- What you need to do:
Narrow the data below down to the lines containing "Dragging".

- Provided entries:
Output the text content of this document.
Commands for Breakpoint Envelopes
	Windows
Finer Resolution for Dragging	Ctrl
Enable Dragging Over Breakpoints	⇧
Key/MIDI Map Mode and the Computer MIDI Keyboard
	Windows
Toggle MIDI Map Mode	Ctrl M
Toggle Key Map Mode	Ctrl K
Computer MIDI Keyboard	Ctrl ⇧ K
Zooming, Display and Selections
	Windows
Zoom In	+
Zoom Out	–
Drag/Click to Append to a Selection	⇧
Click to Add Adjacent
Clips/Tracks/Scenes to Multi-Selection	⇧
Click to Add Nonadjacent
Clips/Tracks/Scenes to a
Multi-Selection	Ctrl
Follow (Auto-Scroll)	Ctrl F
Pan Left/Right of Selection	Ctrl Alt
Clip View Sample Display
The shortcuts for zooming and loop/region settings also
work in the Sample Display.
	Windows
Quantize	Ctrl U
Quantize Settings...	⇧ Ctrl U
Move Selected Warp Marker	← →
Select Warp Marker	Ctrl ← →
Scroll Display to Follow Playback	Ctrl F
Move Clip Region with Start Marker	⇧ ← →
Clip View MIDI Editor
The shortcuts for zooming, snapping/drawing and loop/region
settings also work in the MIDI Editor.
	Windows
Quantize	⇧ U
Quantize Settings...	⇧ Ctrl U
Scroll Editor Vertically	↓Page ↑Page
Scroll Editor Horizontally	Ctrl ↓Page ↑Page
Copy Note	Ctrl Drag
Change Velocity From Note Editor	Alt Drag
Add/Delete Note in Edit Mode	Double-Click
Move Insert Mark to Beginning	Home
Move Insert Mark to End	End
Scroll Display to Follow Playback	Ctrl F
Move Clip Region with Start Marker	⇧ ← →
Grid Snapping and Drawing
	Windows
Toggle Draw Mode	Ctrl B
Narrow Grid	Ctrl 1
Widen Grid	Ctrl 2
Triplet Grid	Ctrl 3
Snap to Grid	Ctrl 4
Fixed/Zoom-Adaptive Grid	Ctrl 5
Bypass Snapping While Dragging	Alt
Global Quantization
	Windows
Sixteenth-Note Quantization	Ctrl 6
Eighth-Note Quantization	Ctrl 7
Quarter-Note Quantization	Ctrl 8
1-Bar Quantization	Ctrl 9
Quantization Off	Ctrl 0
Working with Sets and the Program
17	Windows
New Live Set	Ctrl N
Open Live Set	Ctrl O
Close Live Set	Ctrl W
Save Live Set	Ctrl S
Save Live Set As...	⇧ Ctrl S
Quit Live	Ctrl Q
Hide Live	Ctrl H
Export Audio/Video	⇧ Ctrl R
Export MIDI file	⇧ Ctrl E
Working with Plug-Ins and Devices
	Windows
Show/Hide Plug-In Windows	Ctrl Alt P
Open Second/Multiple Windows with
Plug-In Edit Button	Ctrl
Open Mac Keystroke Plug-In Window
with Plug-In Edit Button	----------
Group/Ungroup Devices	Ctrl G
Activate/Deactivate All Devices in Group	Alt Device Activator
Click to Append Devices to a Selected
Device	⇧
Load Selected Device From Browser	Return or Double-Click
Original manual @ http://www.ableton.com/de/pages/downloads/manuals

- Solved problem:
Finer Resolution for Dragging	Ctrl
Enable Dragging Over Breakpoints	⇧
Bypass Snapping While Dragging	Alt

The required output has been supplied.